--- start of Raw data ---
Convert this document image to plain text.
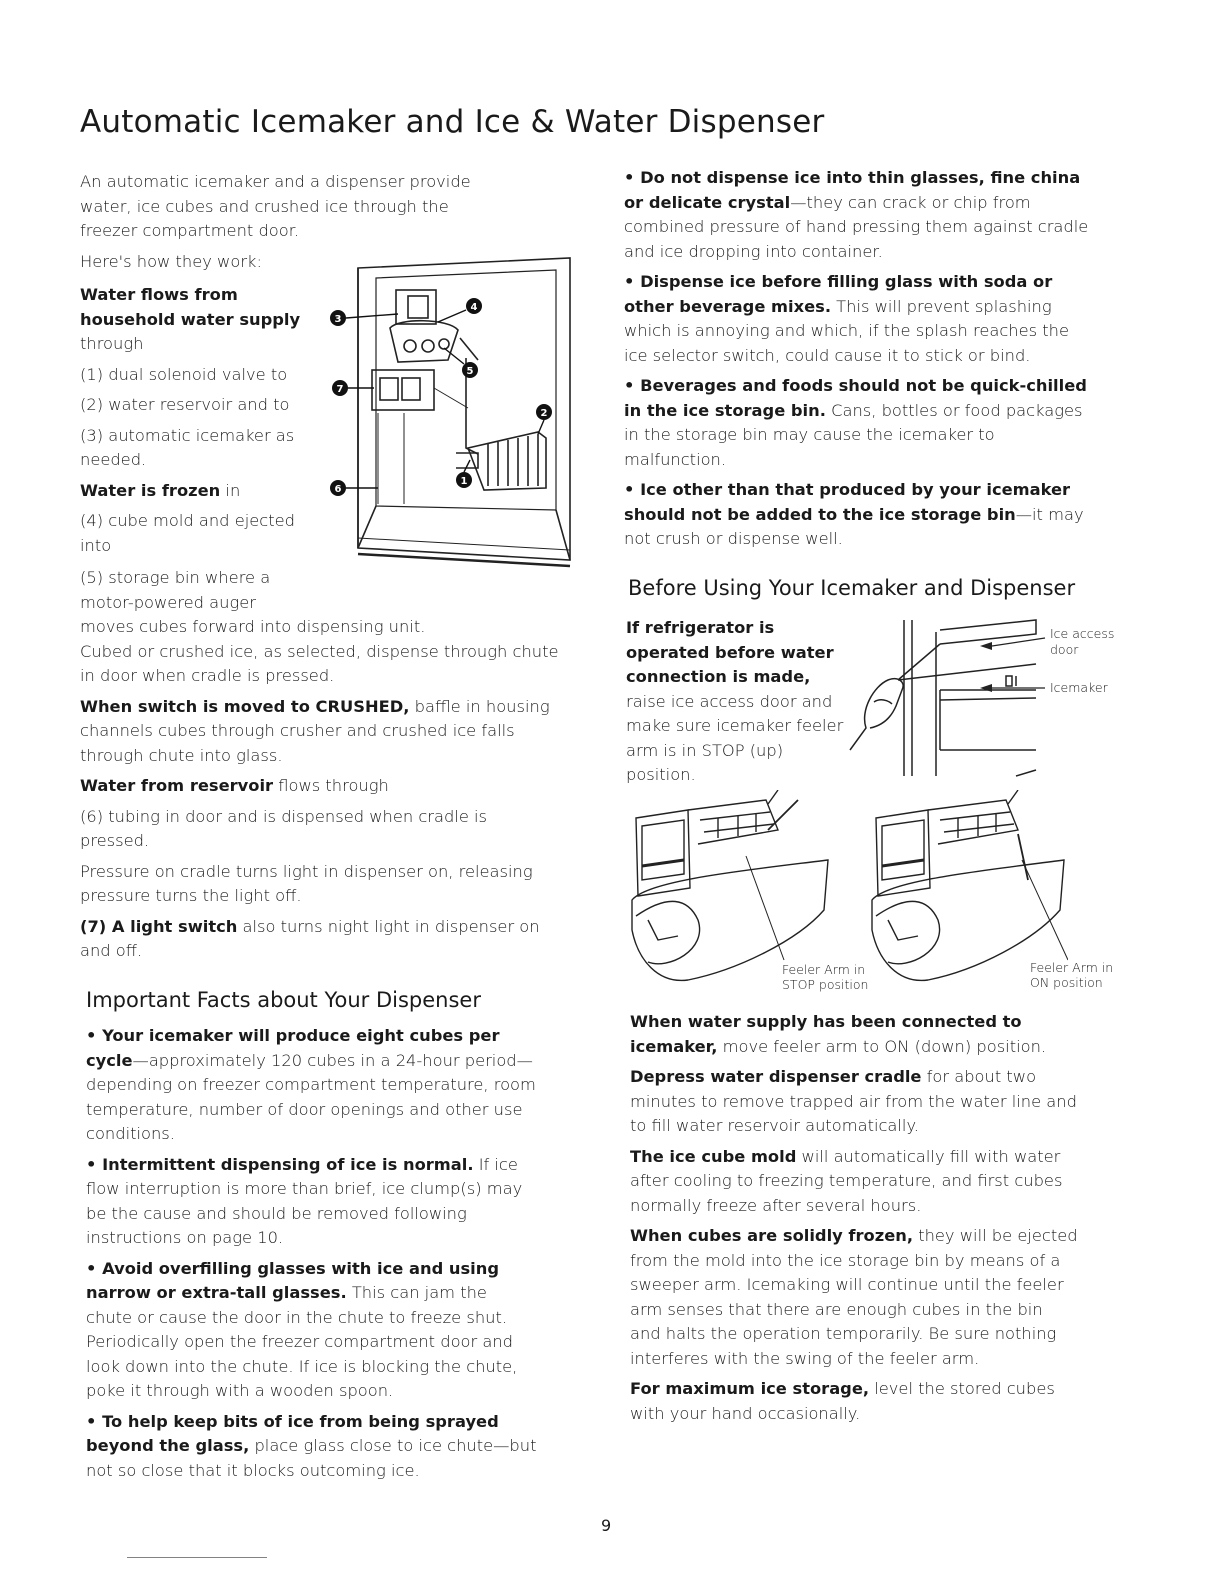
Automatic Icemaker and Ice & Water Dispenser

An automatic icemaker and a dispenser provide water, ice cubes and crushed ice through the freezer compartment door.

Here's how they work:

Water flows from household water supply through

(1) dual solenoid valve to

(2) water reservoir and to

(3) automatic icemaker as needed.

Water is frozen in

(4) cube mold and ejected into

3
4
5
7
2
1
6

(5) storage bin where a motor-powered auger

moves cubes forward into dispensing unit.

Cubed or crushed ice, as selected, dispense through chute in door when cradle is pressed.

When switch is moved to CRUSHED, baffle in housing channels cubes through crusher and crushed ice falls through chute into glass.

Water from reservoir flows through

(6) tubing in door and is dispensed when cradle is pressed.

Pressure on cradle turns light in dispenser on, releasing pressure turns the light off.

(7) A light switch also turns night light in dispenser on and off.

Important Facts about Your Dispenser

• Your icemaker will produce eight cubes per cycle—approximately 120 cubes in a 24-hour period—depending on freezer compartment temperature, room temperature, number of door openings and other use conditions.

• Intermittent dispensing of ice is normal. If ice flow interruption is more than brief, ice clump(s) may be the cause and should be removed following instructions on page 10.

• Avoid overfilling glasses with ice and using narrow or extra-tall glasses. This can jam the chute or cause the door in the chute to freeze shut. Periodically open the freezer compartment door and look down into the chute. If ice is blocking the chute, poke it through with a wooden spoon.

• To help keep bits of ice from being sprayed beyond the glass, place glass close to ice chute—but not so close that it blocks outcoming ice.

• Do not dispense ice into thin glasses, fine china or delicate crystal—they can crack or chip from combined pressure of hand pressing them against cradle and ice dropping into container.

• Dispense ice before filling glass with soda or other beverage mixes. This will prevent splashing which is annoying and which, if the splash reaches the ice selector switch, could cause it to stick or bind.

• Beverages and foods should not be quick-chilled in the ice storage bin. Cans, bottles or food packages in the storage bin may cause the icemaker to malfunction.

• Ice other than that produced by your icemaker should not be added to the ice storage bin—it may not crush or dispense well.

Before Using Your Icemaker and Dispenser

If refrigerator is operated before water connection is made, raise ice access door and make sure icemaker feeler arm is in STOP (up) position.

Ice access door
Icemaker
Feeler Arm in STOP position
Feeler Arm in ON position

When water supply has been connected to icemaker, move feeler arm to ON (down) position.

Depress water dispenser cradle for about two minutes to remove trapped air from the water line and to fill water reservoir automatically.

The ice cube mold will automatically fill with water after cooling to freezing temperature, and first cubes normally freeze after several hours.

When cubes are solidly frozen, they will be ejected from the mold into the ice storage bin by means of a sweeper arm. Icemaking will continue until the feeler arm senses that there are enough cubes in the bin and halts the operation temporarily. Be sure nothing interferes with the swing of the feeler arm.

For maximum ice storage, level the stored cubes with your hand occasionally.

9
--- end of Raw data ---
> [Given task]: List all lines where "mold" occurs.

> [Reply]:
(4) cube mold and ejected into
The ice cube mold will automatically fill with water after cooling to freezing temperature, and first cubes normally freeze after several hours.
When cubes are solidly frozen, they will be ejected from the mold into the ice storage bin by means of a sweeper arm. Icemaking will continue until the feeler arm senses that there are enough cubes in the bin and halts the operation temporarily. Be sure nothing interferes with the swing of the feeler arm.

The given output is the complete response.